Given task:
Scan the entries below and extract each line with the word "color" in it.

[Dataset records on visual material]
----------------------------------------

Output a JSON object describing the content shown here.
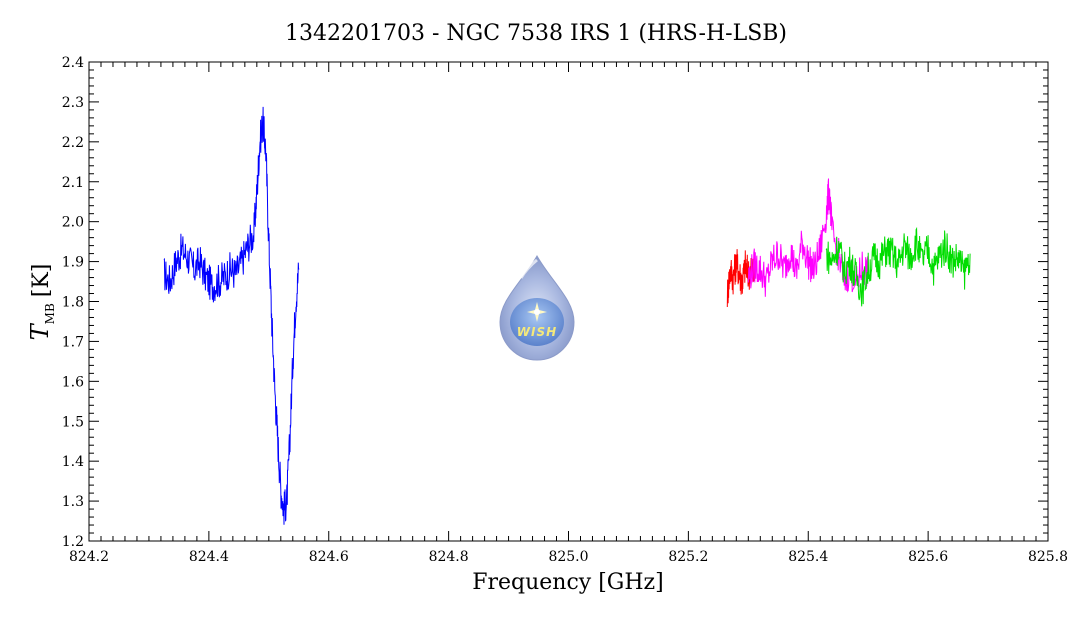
{
  "chart_data": {
    "type": "line",
    "title": "1342201703 - NGC 7538 IRS 1 (HRS-H-LSB)",
    "xlabel": "Frequency [GHz]",
    "ylabel_main": "T",
    "ylabel_sub": "MB",
    "ylabel_unit": "[K]",
    "xlim": [
      824.2,
      825.8
    ],
    "ylim": [
      1.2,
      2.4
    ],
    "xticks": [
      "824.2",
      "824.4",
      "824.6",
      "824.8",
      "825.0",
      "825.2",
      "825.4",
      "825.6",
      "825.8"
    ],
    "yticks": [
      "1.2",
      "1.3",
      "1.4",
      "1.5",
      "1.6",
      "1.7",
      "1.8",
      "1.9",
      "2.0",
      "2.1",
      "2.2",
      "2.3",
      "2.4"
    ],
    "grid": false,
    "logo_text": "WISH",
    "series": [
      {
        "color": "#0000ff",
        "x": [
          824.325,
          824.335,
          824.345,
          824.355,
          824.365,
          824.375,
          824.385,
          824.395,
          824.405,
          824.415,
          824.425,
          824.435,
          824.445,
          824.455,
          824.465,
          824.475,
          824.48,
          824.485,
          824.49,
          824.495,
          824.5,
          824.505,
          824.51,
          824.515,
          824.52,
          824.525,
          824.53,
          824.535,
          824.54,
          824.545,
          824.55
        ],
        "y": [
          1.87,
          1.85,
          1.9,
          1.93,
          1.91,
          1.88,
          1.9,
          1.86,
          1.84,
          1.85,
          1.86,
          1.88,
          1.87,
          1.9,
          1.94,
          1.97,
          2.07,
          2.2,
          2.25,
          2.18,
          1.95,
          1.75,
          1.58,
          1.45,
          1.33,
          1.28,
          1.3,
          1.45,
          1.65,
          1.8,
          1.88
        ]
      },
      {
        "color": "#ff0000",
        "x": [
          825.265,
          825.27,
          825.275,
          825.28,
          825.285,
          825.29,
          825.295,
          825.3,
          825.305,
          825.31
        ],
        "y": [
          1.82,
          1.88,
          1.86,
          1.9,
          1.87,
          1.85,
          1.89,
          1.87,
          1.88,
          1.86
        ]
      },
      {
        "color": "#ff00ff",
        "x": [
          825.3,
          825.31,
          825.32,
          825.33,
          825.34,
          825.35,
          825.36,
          825.37,
          825.38,
          825.39,
          825.4,
          825.41,
          825.42,
          825.43,
          825.435,
          825.44,
          825.45,
          825.46,
          825.47,
          825.48,
          825.49,
          825.5
        ],
        "y": [
          1.86,
          1.89,
          1.88,
          1.85,
          1.9,
          1.92,
          1.88,
          1.93,
          1.87,
          1.95,
          1.9,
          1.88,
          1.93,
          2.02,
          2.08,
          1.97,
          1.92,
          1.85,
          1.88,
          1.84,
          1.89,
          1.87
        ]
      },
      {
        "color": "#00dd00",
        "x": [
          825.43,
          825.44,
          825.45,
          825.46,
          825.47,
          825.48,
          825.49,
          825.5,
          825.51,
          825.52,
          825.53,
          825.54,
          825.55,
          825.56,
          825.57,
          825.58,
          825.59,
          825.6,
          825.61,
          825.62,
          825.63,
          825.64,
          825.65,
          825.66,
          825.67
        ],
        "y": [
          1.92,
          1.9,
          1.94,
          1.88,
          1.9,
          1.86,
          1.83,
          1.88,
          1.91,
          1.9,
          1.93,
          1.92,
          1.89,
          1.94,
          1.91,
          1.95,
          1.9,
          1.93,
          1.88,
          1.92,
          1.94,
          1.9,
          1.91,
          1.87,
          1.92
        ]
      }
    ]
  }
}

----------------------------------------

Written answer:
        "color": "#0000ff",
        "color": "#ff0000",
        "color": "#ff00ff",
        "color": "#00dd00",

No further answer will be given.